A block of data:
BEGIN
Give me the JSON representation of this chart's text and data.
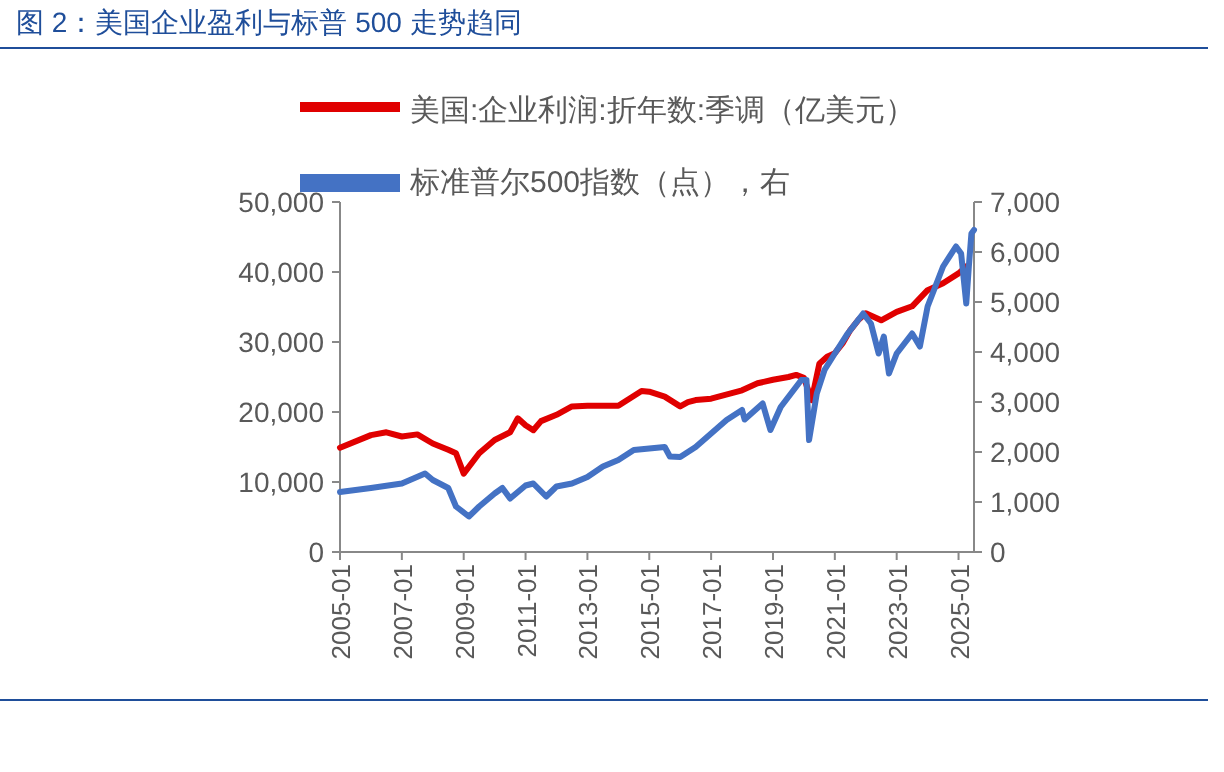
{
  "chart_data": {
    "type": "line",
    "title": "图 2：美国企业盈利与标普 500 走势趋同",
    "series": [
      {
        "name": "美国:企业利润:折年数:季调（亿美元）",
        "color": "#e00000",
        "axis": "y",
        "x": [
          "2005-01",
          "2006-01",
          "2006-07",
          "2007-01",
          "2007-07",
          "2008-01",
          "2008-07",
          "2008-10",
          "2009-01",
          "2009-07",
          "2010-01",
          "2010-07",
          "2010-10",
          "2011-01",
          "2011-04",
          "2011-07",
          "2012-01",
          "2012-07",
          "2013-01",
          "2014-01",
          "2014-10",
          "2015-01",
          "2015-07",
          "2016-01",
          "2016-04",
          "2016-07",
          "2017-01",
          "2018-01",
          "2018-07",
          "2019-01",
          "2019-07",
          "2019-10",
          "2020-01",
          "2020-04",
          "2020-07",
          "2020-10",
          "2021-01",
          "2021-04",
          "2021-07",
          "2021-10",
          "2022-01",
          "2022-07",
          "2023-01",
          "2023-07",
          "2024-01",
          "2024-07",
          "2025-01",
          "2025-04"
        ],
        "values": [
          14900,
          16700,
          17100,
          16500,
          16800,
          15500,
          14600,
          14100,
          11200,
          14100,
          16000,
          17100,
          19100,
          18100,
          17400,
          18700,
          19600,
          20800,
          20900,
          20900,
          23000,
          22900,
          22200,
          20800,
          21400,
          21700,
          21900,
          23100,
          24100,
          24600,
          25000,
          25300,
          24900,
          21700,
          26900,
          27900,
          28400,
          29800,
          31700,
          33100,
          34100,
          33100,
          34300,
          35100,
          37400,
          38400,
          39800,
          40800
        ]
      },
      {
        "name": "标准普尔500指数（点），右",
        "color": "#4472c4",
        "axis": "y2",
        "x": [
          "2005-01",
          "2006-01",
          "2007-01",
          "2007-10",
          "2008-01",
          "2008-07",
          "2008-10",
          "2009-03",
          "2009-07",
          "2010-01",
          "2010-04",
          "2010-07",
          "2011-01",
          "2011-04",
          "2011-09",
          "2012-01",
          "2012-07",
          "2013-01",
          "2013-07",
          "2014-01",
          "2014-07",
          "2015-01",
          "2015-07",
          "2015-09",
          "2016-01",
          "2016-07",
          "2017-01",
          "2017-07",
          "2018-01",
          "2018-02",
          "2018-09",
          "2018-12",
          "2019-04",
          "2019-12",
          "2020-02",
          "2020-03",
          "2020-06",
          "2020-09",
          "2021-01",
          "2021-06",
          "2021-12",
          "2022-03",
          "2022-06",
          "2022-08",
          "2022-10",
          "2023-01",
          "2023-07",
          "2023-10",
          "2024-01",
          "2024-04",
          "2024-07",
          "2024-12",
          "2025-02",
          "2025-04",
          "2025-05",
          "2025-06",
          "2025-07"
        ],
        "values": [
          1200,
          1280,
          1370,
          1570,
          1440,
          1280,
          910,
          710,
          910,
          1170,
          1280,
          1070,
          1330,
          1370,
          1110,
          1310,
          1370,
          1500,
          1710,
          1840,
          2040,
          2070,
          2100,
          1910,
          1900,
          2100,
          2370,
          2640,
          2840,
          2650,
          2970,
          2440,
          2900,
          3440,
          3440,
          2240,
          3170,
          3640,
          3970,
          4370,
          4770,
          4570,
          3970,
          4310,
          3570,
          3970,
          4370,
          4110,
          4910,
          5310,
          5710,
          6110,
          5970,
          4970,
          5710,
          6370,
          6440
        ]
      }
    ],
    "xlim": [
      "2005-01",
      "2025-07"
    ],
    "xticks": [
      {
        "value": "2005-01",
        "label": "2005-01"
      },
      {
        "value": "2007-01",
        "label": "2007-01"
      },
      {
        "value": "2009-01",
        "label": "2009-01"
      },
      {
        "value": "2011-01",
        "label": "2011-01"
      },
      {
        "value": "2013-01",
        "label": "2013-01"
      },
      {
        "value": "2015-01",
        "label": "2015-01"
      },
      {
        "value": "2017-01",
        "label": "2017-01"
      },
      {
        "value": "2019-01",
        "label": "2019-01"
      },
      {
        "value": "2021-01",
        "label": "2021-01"
      },
      {
        "value": "2023-01",
        "label": "2023-01"
      },
      {
        "value": "2025-01",
        "label": "2025-01"
      }
    ],
    "ylim": [
      0,
      50000
    ],
    "yticks": [
      {
        "value": 0,
        "label": "0"
      },
      {
        "value": 10000,
        "label": "10,000"
      },
      {
        "value": 20000,
        "label": "20,000"
      },
      {
        "value": 30000,
        "label": "30,000"
      },
      {
        "value": 40000,
        "label": "40,000"
      },
      {
        "value": 50000,
        "label": "50,000"
      }
    ],
    "y2lim": [
      0,
      7000
    ],
    "y2ticks": [
      {
        "value": 0,
        "label": "0"
      },
      {
        "value": 1000,
        "label": "1,000"
      },
      {
        "value": 2000,
        "label": "2,000"
      },
      {
        "value": 3000,
        "label": "3,000"
      },
      {
        "value": 4000,
        "label": "4,000"
      },
      {
        "value": 5000,
        "label": "5,000"
      },
      {
        "value": 6000,
        "label": "6,000"
      },
      {
        "value": 7000,
        "label": "7,000"
      }
    ],
    "legend": "top",
    "line_style": "solid",
    "marker": "none"
  }
}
END
## PROBLEM REQUIREMENTS:
Reproduce the listing exactly. Leave its pictures out.

## SOLVED PROBLEM:
Give me the JSON representation of this chart's text and data.
{
  "chart_data": {
    "type": "line",
    "title": "图 2：美国企业盈利与标普 500 走势趋同",
    "series": [
      {
        "name": "美国:企业利润:折年数:季调（亿美元）",
        "color": "#e00000",
        "axis": "y",
        "x": [
          "2005-01",
          "2006-01",
          "2006-07",
          "2007-01",
          "2007-07",
          "2008-01",
          "2008-07",
          "2008-10",
          "2009-01",
          "2009-07",
          "2010-01",
          "2010-07",
          "2010-10",
          "2011-01",
          "2011-04",
          "2011-07",
          "2012-01",
          "2012-07",
          "2013-01",
          "2014-01",
          "2014-10",
          "2015-01",
          "2015-07",
          "2016-01",
          "2016-04",
          "2016-07",
          "2017-01",
          "2018-01",
          "2018-07",
          "2019-01",
          "2019-07",
          "2019-10",
          "2020-01",
          "2020-04",
          "2020-07",
          "2020-10",
          "2021-01",
          "2021-04",
          "2021-07",
          "2021-10",
          "2022-01",
          "2022-07",
          "2023-01",
          "2023-07",
          "2024-01",
          "2024-07",
          "2025-01",
          "2025-04"
        ],
        "values": [
          14900,
          16700,
          17100,
          16500,
          16800,
          15500,
          14600,
          14100,
          11200,
          14100,
          16000,
          17100,
          19100,
          18100,
          17400,
          18700,
          19600,
          20800,
          20900,
          20900,
          23000,
          22900,
          22200,
          20800,
          21400,
          21700,
          21900,
          23100,
          24100,
          24600,
          25000,
          25300,
          24900,
          21700,
          26900,
          27900,
          28400,
          29800,
          31700,
          33100,
          34100,
          33100,
          34300,
          35100,
          37400,
          38400,
          39800,
          40800
        ]
      },
      {
        "name": "标准普尔500指数（点），右",
        "color": "#4472c4",
        "axis": "y2",
        "x": [
          "2005-01",
          "2006-01",
          "2007-01",
          "2007-10",
          "2008-01",
          "2008-07",
          "2008-10",
          "2009-03",
          "2009-07",
          "2010-01",
          "2010-04",
          "2010-07",
          "2011-01",
          "2011-04",
          "2011-09",
          "2012-01",
          "2012-07",
          "2013-01",
          "2013-07",
          "2014-01",
          "2014-07",
          "2015-01",
          "2015-07",
          "2015-09",
          "2016-01",
          "2016-07",
          "2017-01",
          "2017-07",
          "2018-01",
          "2018-02",
          "2018-09",
          "2018-12",
          "2019-04",
          "2019-12",
          "2020-02",
          "2020-03",
          "2020-06",
          "2020-09",
          "2021-01",
          "2021-06",
          "2021-12",
          "2022-03",
          "2022-06",
          "2022-08",
          "2022-10",
          "2023-01",
          "2023-07",
          "2023-10",
          "2024-01",
          "2024-04",
          "2024-07",
          "2024-12",
          "2025-02",
          "2025-04",
          "2025-05",
          "2025-06",
          "2025-07"
        ],
        "values": [
          1200,
          1280,
          1370,
          1570,
          1440,
          1280,
          910,
          710,
          910,
          1170,
          1280,
          1070,
          1330,
          1370,
          1110,
          1310,
          1370,
          1500,
          1710,
          1840,
          2040,
          2070,
          2100,
          1910,
          1900,
          2100,
          2370,
          2640,
          2840,
          2650,
          2970,
          2440,
          2900,
          3440,
          3440,
          2240,
          3170,
          3640,
          3970,
          4370,
          4770,
          4570,
          3970,
          4310,
          3570,
          3970,
          4370,
          4110,
          4910,
          5310,
          5710,
          6110,
          5970,
          4970,
          5710,
          6370,
          6440
        ]
      }
    ],
    "xlim": [
      "2005-01",
      "2025-07"
    ],
    "xticks": [
      {
        "value": "2005-01",
        "label": "2005-01"
      },
      {
        "value": "2007-01",
        "label": "2007-01"
      },
      {
        "value": "2009-01",
        "label": "2009-01"
      },
      {
        "value": "2011-01",
        "label": "2011-01"
      },
      {
        "value": "2013-01",
        "label": "2013-01"
      },
      {
        "value": "2015-01",
        "label": "2015-01"
      },
      {
        "value": "2017-01",
        "label": "2017-01"
      },
      {
        "value": "2019-01",
        "label": "2019-01"
      },
      {
        "value": "2021-01",
        "label": "2021-01"
      },
      {
        "value": "2023-01",
        "label": "2023-01"
      },
      {
        "value": "2025-01",
        "label": "2025-01"
      }
    ],
    "ylim": [
      0,
      50000
    ],
    "yticks": [
      {
        "value": 0,
        "label": "0"
      },
      {
        "value": 10000,
        "label": "10,000"
      },
      {
        "value": 20000,
        "label": "20,000"
      },
      {
        "value": 30000,
        "label": "30,000"
      },
      {
        "value": 40000,
        "label": "40,000"
      },
      {
        "value": 50000,
        "label": "50,000"
      }
    ],
    "y2lim": [
      0,
      7000
    ],
    "y2ticks": [
      {
        "value": 0,
        "label": "0"
      },
      {
        "value": 1000,
        "label": "1,000"
      },
      {
        "value": 2000,
        "label": "2,000"
      },
      {
        "value": 3000,
        "label": "3,000"
      },
      {
        "value": 4000,
        "label": "4,000"
      },
      {
        "value": 5000,
        "label": "5,000"
      },
      {
        "value": 6000,
        "label": "6,000"
      },
      {
        "value": 7000,
        "label": "7,000"
      }
    ],
    "legend": "top",
    "line_style": "solid",
    "marker": "none"
  }
}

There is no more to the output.